◆ Brief:
Print the records below exactly as they appear.

(Collection entries)
START
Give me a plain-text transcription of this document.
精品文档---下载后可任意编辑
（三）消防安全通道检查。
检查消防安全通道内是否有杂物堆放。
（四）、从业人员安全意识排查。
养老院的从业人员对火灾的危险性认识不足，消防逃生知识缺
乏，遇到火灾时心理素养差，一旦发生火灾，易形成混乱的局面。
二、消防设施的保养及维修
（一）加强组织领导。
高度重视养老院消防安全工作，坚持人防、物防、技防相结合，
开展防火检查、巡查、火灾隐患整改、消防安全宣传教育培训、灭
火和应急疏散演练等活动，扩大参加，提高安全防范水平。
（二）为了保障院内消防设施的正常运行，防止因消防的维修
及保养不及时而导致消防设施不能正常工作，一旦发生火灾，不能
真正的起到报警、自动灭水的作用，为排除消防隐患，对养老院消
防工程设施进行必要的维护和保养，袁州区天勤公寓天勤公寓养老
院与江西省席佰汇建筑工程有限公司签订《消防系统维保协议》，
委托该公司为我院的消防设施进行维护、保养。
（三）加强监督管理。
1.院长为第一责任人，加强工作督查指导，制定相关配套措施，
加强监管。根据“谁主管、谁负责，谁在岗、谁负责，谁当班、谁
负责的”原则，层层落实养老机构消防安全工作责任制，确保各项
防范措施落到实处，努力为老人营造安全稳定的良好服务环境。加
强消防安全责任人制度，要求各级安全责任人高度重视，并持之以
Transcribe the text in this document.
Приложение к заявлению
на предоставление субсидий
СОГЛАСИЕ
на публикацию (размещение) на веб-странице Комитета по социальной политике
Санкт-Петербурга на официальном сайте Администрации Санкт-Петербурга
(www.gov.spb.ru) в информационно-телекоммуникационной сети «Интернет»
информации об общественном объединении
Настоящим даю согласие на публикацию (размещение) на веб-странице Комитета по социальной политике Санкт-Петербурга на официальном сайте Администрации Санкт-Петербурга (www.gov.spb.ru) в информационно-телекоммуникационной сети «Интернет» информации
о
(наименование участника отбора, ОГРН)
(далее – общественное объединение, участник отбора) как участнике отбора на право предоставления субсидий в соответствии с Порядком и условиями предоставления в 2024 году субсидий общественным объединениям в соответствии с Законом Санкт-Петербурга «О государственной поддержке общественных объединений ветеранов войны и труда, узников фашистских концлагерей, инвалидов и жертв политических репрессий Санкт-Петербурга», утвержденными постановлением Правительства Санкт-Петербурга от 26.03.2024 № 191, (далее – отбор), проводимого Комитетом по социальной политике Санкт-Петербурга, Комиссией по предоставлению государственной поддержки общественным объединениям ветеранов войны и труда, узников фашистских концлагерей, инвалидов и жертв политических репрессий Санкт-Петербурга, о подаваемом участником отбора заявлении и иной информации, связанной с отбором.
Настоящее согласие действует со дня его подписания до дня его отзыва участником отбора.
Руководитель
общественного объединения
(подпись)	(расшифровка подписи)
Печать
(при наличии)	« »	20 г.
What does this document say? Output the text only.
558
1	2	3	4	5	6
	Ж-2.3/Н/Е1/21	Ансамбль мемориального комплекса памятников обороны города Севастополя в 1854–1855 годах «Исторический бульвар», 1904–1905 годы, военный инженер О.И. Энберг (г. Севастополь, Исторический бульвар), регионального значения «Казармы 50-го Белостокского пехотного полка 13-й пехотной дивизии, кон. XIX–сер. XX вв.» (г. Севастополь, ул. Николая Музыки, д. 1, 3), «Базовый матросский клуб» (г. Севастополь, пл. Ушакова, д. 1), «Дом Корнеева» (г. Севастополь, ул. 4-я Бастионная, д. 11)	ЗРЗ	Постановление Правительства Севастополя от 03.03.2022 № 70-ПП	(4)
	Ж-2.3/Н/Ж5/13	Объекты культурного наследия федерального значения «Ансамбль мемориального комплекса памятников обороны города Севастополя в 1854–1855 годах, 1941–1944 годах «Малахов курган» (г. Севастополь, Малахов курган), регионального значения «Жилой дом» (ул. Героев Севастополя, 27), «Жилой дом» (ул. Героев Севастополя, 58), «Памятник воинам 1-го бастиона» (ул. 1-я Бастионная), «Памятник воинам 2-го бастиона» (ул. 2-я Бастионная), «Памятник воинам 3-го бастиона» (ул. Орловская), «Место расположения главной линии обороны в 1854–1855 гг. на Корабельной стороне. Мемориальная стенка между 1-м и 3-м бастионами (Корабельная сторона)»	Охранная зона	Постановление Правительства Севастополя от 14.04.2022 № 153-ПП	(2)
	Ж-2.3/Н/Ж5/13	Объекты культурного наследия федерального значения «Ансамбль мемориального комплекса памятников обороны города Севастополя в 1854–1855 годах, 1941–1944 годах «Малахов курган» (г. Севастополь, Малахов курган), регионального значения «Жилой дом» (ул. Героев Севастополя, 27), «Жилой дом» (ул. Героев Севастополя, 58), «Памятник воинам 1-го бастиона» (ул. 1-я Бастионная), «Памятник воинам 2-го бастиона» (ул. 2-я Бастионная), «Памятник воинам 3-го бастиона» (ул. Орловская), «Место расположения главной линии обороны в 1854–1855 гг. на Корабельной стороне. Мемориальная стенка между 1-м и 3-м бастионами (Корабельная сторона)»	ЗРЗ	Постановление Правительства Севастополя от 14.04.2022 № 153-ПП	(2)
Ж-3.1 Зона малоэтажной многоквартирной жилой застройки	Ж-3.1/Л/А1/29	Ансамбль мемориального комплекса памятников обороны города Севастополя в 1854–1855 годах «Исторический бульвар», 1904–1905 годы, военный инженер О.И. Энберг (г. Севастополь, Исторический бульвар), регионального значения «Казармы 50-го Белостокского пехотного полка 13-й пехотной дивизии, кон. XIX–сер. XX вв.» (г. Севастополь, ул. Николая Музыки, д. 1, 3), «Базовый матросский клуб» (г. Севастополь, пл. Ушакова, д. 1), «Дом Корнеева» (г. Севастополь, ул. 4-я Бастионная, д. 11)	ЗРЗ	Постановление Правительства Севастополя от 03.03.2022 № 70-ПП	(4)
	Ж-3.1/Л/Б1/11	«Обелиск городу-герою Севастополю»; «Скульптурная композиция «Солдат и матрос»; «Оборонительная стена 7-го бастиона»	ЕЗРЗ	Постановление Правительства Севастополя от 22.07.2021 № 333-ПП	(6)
END
◆ Exercise solution:
Give me a plain-text transcription of this document.
精品文档---下载后可任意编辑
（三）消防安全通道检查。
检查消防安全通道内是否有杂物堆放。
（四）、从业人员安全意识排查。
养老院的从业人员对火灾的危险性认识不足，消防逃生知识缺
乏，遇到火灾时心理素养差，一旦发生火灾，易形成混乱的局面。
二、消防设施的保养及维修
（一）加强组织领导。
高度重视养老院消防安全工作，坚持人防、物防、技防相结合，
开展防火检查、巡查、火灾隐患整改、消防安全宣传教育培训、灭
火和应急疏散演练等活动，扩大参加，提高安全防范水平。
（二）为了保障院内消防设施的正常运行，防止因消防的维修
及保养不及时而导致消防设施不能正常工作，一旦发生火灾，不能
真正的起到报警、自动灭水的作用，为排除消防隐患，对养老院消
防工程设施进行必要的维护和保养，袁州区天勤公寓天勤公寓养老
院与江西省席佰汇建筑工程有限公司签订《消防系统维保协议》，
委托该公司为我院的消防设施进行维护、保养。
（三）加强监督管理。
1.院长为第一责任人，加强工作督查指导，制定相关配套措施，
加强监管。根据“谁主管、谁负责，谁在岗、谁负责，谁当班、谁
负责的”原则，层层落实养老机构消防安全工作责任制，确保各项
防范措施落到实处，努力为老人营造安全稳定的良好服务环境。加
强消防安全责任人制度，要求各级安全责任人高度重视，并持之以
Transcribe the text in this document.
Приложение к заявлению
на предоставление субсидий
СОГЛАСИЕ
на публикацию (размещение) на веб-странице Комитета по социальной политике
Санкт-Петербурга на официальном сайте Администрации Санкт-Петербурга
(www.gov.spb.ru) в информационно-телекоммуникационной сети «Интернет»
информации об общественном объединении
Настоящим даю согласие на публикацию (размещение) на веб-странице Комитета по социальной политике Санкт-Петербурга на официальном сайте Администрации Санкт-Петербурга (www.gov.spb.ru) в информационно-телекоммуникационной сети «Интернет» информации
о
(наименование участника отбора, ОГРН)
(далее – общественное объединение, участник отбора) как участнике отбора на право предоставления субсидий в соответствии с Порядком и условиями предоставления в 2024 году субсидий общественным объединениям в соответствии с Законом Санкт-Петербурга «О государственной поддержке общественных объединений ветеранов войны и труда, узников фашистских концлагерей, инвалидов и жертв политических репрессий Санкт-Петербурга», утвержденными постановлением Правительства Санкт-Петербурга от 26.03.2024 № 191, (далее – отбор), проводимого Комитетом по социальной политике Санкт-Петербурга, Комиссией по предоставлению государственной поддержки общественным объединениям ветеранов войны и труда, узников фашистских концлагерей, инвалидов и жертв политических репрессий Санкт-Петербурга, о подаваемом участником отбора заявлении и иной информации, связанной с отбором.
Настоящее согласие действует со дня его подписания до дня его отзыва участником отбора.
Руководитель
общественного объединения
(подпись)	(расшифровка подписи)
Печать
(при наличии)	« »	20 г.
What does this document say? Output the text only.
558
1	2	3	4	5	6
	Ж-2.3/Н/Е1/21	Ансамбль мемориального комплекса памятников обороны города Севастополя в 1854–1855 годах «Исторический бульвар», 1904–1905 годы, военный инженер О.И. Энберг (г. Севастополь, Исторический бульвар), регионального значения «Казармы 50-го Белостокского пехотного полка 13-й пехотной дивизии, кон. XIX–сер. XX вв.» (г. Севастополь, ул. Николая Музыки, д. 1, 3), «Базовый матросский клуб» (г. Севастополь, пл. Ушакова, д. 1), «Дом Корнеева» (г. Севастополь, ул. 4-я Бастионная, д. 11)	ЗРЗ	Постановление Правительства Севастополя от 03.03.2022 № 70-ПП	(4)
	Ж-2.3/Н/Ж5/13	Объекты культурного наследия федерального значения «Ансамбль мемориального комплекса памятников обороны города Севастополя в 1854–1855 годах, 1941–1944 годах «Малахов курган» (г. Севастополь, Малахов курган), регионального значения «Жилой дом» (ул. Героев Севастополя, 27), «Жилой дом» (ул. Героев Севастополя, 58), «Памятник воинам 1-го бастиона» (ул. 1-я Бастионная), «Памятник воинам 2-го бастиона» (ул. 2-я Бастионная), «Памятник воинам 3-го бастиона» (ул. Орловская), «Место расположения главной линии обороны в 1854–1855 гг. на Корабельной стороне. Мемориальная стенка между 1-м и 3-м бастионами (Корабельная сторона)»	Охранная зона	Постановление Правительства Севастополя от 14.04.2022 № 153-ПП	(2)
	Ж-2.3/Н/Ж5/13	Объекты культурного наследия федерального значения «Ансамбль мемориального комплекса памятников обороны города Севастополя в 1854–1855 годах, 1941–1944 годах «Малахов курган» (г. Севастополь, Малахов курган), регионального значения «Жилой дом» (ул. Героев Севастополя, 27), «Жилой дом» (ул. Героев Севастополя, 58), «Памятник воинам 1-го бастиона» (ул. 1-я Бастионная), «Памятник воинам 2-го бастиона» (ул. 2-я Бастионная), «Памятник воинам 3-го бастиона» (ул. Орловская), «Место расположения главной линии обороны в 1854–1855 гг. на Корабельной стороне. Мемориальная стенка между 1-м и 3-м бастионами (Корабельная сторона)»	ЗРЗ	Постановление Правительства Севастополя от 14.04.2022 № 153-ПП	(2)
Ж-3.1 Зона малоэтажной многоквартирной жилой застройки	Ж-3.1/Л/А1/29	Ансамбль мемориального комплекса памятников обороны города Севастополя в 1854–1855 годах «Исторический бульвар», 1904–1905 годы, военный инженер О.И. Энберг (г. Севастополь, Исторический бульвар), регионального значения «Казармы 50-го Белостокского пехотного полка 13-й пехотной дивизии, кон. XIX–сер. XX вв.» (г. Севастополь, ул. Николая Музыки, д. 1, 3), «Базовый матросский клуб» (г. Севастополь, пл. Ушакова, д. 1), «Дом Корнеева» (г. Севастополь, ул. 4-я Бастионная, д. 11)	ЗРЗ	Постановление Правительства Севастополя от 03.03.2022 № 70-ПП	(4)
	Ж-3.1/Л/Б1/11	«Обелиск городу-герою Севастополю»; «Скульптурная композиция «Солдат и матрос»; «Оборонительная стена 7-го бастиона»	ЕЗРЗ	Постановление Правительства Севастополя от 22.07.2021 № 333-ПП	(6)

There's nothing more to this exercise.